LISTA DE TAREFAS:
- A) No trecho sobre o mercado financeiro, qual era a cotação do dólar à vista no fim do dia?
- B) Dê sequência ao trecho sobre o mercado financeiro a partir da última frase apresentada.

TRECHO FORNECIDO:
=-=-=-=-=

O Banco da Inglaterra (BoE) subiu os juros em 25 pontos-base, como esperado, mas alertou para pressões inflacionárias adicionais e passou a prever retração da economia do Reino Unido em 2023.
As divisas emergentes caíram em bloco. O rand sul-africano amargou as perdas mais pesadas, da ordem de 3%. A taxa da T-note de 10 anos, o principal ativo do mundo, voltou a se situar acima de 3%, tendo atingido 3,10% na máxima.
A economista Cristiane Quartaroli, do Banco Ourinvest, afirma que, a despeito de Powell ter afastado uma alta de 0,75 ponto porcentual da taxa básica americana em junho, o mercado se pergunta se o BC americano não vai "precisar em algum momento" promover um ajuste monetário mais agressivo para conter a inflação. "Estamos vendo um movimento de correção em relação a ontem. Os juros dos Treasuries estão subindo bastante e isso impacta de forma negativa as moedas emergentes", afirma.
No mercado doméstico de câmbio, a corrida pela divisa começou já no início dos negócios, com o dólar abrindo em alta de quase 1%, na casa de R$ 4,95. A barreira dos R$ 5,00 foi superada ainda pela manhã e, no início da tarde, a divisa correu até máxima a R$ 5,0584 (+3,16%) no início da tarde. No fim do dia, com moderação do ritmo de alta da moeda americana no exterior, o dólar à vista era cotado a R$ 5,0165, em alta de 2,30%. No acumulado do ano, as perdas ainda são de dois dígitos (-10,03%).

=-=-=-=-=

DADOS EXTRAÍDOS:
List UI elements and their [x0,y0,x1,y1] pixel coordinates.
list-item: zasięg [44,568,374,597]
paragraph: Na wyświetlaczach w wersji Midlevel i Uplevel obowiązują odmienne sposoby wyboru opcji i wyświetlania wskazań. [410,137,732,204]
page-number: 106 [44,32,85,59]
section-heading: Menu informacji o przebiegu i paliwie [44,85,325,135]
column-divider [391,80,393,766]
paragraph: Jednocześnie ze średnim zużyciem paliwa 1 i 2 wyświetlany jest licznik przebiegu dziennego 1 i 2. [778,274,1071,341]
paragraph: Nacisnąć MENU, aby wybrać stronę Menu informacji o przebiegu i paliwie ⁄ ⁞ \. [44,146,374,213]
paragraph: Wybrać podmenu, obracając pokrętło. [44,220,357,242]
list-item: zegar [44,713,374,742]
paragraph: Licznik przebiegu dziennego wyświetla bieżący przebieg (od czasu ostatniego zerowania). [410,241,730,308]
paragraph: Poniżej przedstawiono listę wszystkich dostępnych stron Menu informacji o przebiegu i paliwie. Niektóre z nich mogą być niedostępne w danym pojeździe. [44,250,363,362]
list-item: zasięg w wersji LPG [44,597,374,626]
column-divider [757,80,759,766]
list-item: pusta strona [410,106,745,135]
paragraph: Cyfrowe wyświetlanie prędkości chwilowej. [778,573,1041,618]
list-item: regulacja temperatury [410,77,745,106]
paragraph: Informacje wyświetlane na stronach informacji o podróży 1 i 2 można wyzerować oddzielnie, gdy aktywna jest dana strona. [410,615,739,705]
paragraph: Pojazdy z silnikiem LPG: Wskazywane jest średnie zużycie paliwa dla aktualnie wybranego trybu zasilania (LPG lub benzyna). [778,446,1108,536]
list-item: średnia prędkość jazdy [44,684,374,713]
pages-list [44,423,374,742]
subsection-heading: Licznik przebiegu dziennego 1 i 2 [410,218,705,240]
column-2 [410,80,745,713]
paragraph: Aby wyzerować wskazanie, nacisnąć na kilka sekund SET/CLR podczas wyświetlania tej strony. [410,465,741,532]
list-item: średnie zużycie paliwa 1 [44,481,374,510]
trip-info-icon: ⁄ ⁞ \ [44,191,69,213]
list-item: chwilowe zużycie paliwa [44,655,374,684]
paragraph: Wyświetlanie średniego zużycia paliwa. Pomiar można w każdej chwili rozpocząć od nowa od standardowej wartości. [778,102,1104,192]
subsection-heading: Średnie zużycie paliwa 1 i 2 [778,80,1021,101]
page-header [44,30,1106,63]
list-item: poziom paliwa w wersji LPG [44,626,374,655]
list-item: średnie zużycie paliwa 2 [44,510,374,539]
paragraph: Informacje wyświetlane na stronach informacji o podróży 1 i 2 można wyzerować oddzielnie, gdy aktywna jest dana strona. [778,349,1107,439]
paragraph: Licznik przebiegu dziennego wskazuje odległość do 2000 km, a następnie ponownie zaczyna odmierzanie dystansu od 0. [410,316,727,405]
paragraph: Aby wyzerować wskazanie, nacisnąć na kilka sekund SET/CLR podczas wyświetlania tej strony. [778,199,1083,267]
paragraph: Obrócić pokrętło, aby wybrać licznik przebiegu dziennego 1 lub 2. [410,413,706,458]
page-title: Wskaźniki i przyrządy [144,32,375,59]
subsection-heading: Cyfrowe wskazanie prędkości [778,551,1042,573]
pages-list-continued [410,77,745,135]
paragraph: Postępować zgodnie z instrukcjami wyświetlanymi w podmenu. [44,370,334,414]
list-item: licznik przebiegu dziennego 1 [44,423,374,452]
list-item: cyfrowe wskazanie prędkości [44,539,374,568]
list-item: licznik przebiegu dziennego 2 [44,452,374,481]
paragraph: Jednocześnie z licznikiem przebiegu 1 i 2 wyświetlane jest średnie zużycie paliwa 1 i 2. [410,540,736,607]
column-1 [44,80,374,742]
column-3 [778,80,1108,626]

=-=-=-=-=

RESPOSTAS DAS TAREFAS:
- A) O dólar à vista era cotado a R$ 5,0165, em alta de 2,30%.

- B)
Para o estrategista-chefe da Inv, Rodrigo Natali, após "erros sucessivos do Fed em diagnosticar a resistência da inflação", o mercado já não tem tanta confiança de que o BC americano vai conseguir pôr os preços nos trilhos sem uma alta mais agressiva dos juros e consequente desaceleração da atividade. "Essa disparada das taxas dos Treasuries é um claro sinal de que o mercado vê a necessidade de o Fed ir mais rápido. A aposta em alta da taxa em 0,75 ponto, que havia desaparecido na quarta após a fala do Powell, voltou com força", diz Natali.
Em meio à onda global de fuga do risco, eventuais impactos da perspectiva de continuidade do aperto monetário no Brasil, que, em tese, é benéfica para o real, ficaram em segundo plano. Após elevar a taxa Selic na quarta-feira em 1 ponto porcentual, para 12,75%, o Copom deixou a porta aberta para alta adicional em junho.
Algumas casas reviram a expectativa para o tamanho total do ciclo após a decisão do Copom. O UBS BB, por exemplo, elevou a previsão da taxa Selic terminal de 12,75% para 13,25%, com alta de 0,50 ponto porcentual em junho. A Renascença DTVM também elevou a projeção para a taxa básica de 12,75% para 13,25%. Já o Credit Suisse reiterou suam perspectiva de taxa Selic a 14%, com elevação de 0,75 ponto em junho e de 0,50 ponto em agosto.
Para Natali, da Inv., com dados positivos da balança comercial, taxa de juros interna elevada e bons resultados fiscais correntes, ainda há espaço para que o dólar volte a se situar abaixo dos R$ 5,00 no curto prazo. "Os mercados locais de bolsa e de renda fixa estão bem mais frágeis. O trade mais atraente para os gestores ainda é de aposta na queda do dólar assim que diminuir um pouco o estresse lá fora", afirma Natali.
Entre os indicadores do dia, a balança comercial brasileira registrou superávit de US$ 8,148 bilhões em abril, abaixo da mediana de Projeções Broadcast, de US$ 9,630 bilhões. Foi, contudo, o segundo melhor resultado para o mês da série histórica, atrás apenas de abril do ano passado (US$ 9,963 bilhões). Em 2022, a balança acumula superávit de US$ 19,947 bilhões, crescimento de 10,5% em relação ao ano passado.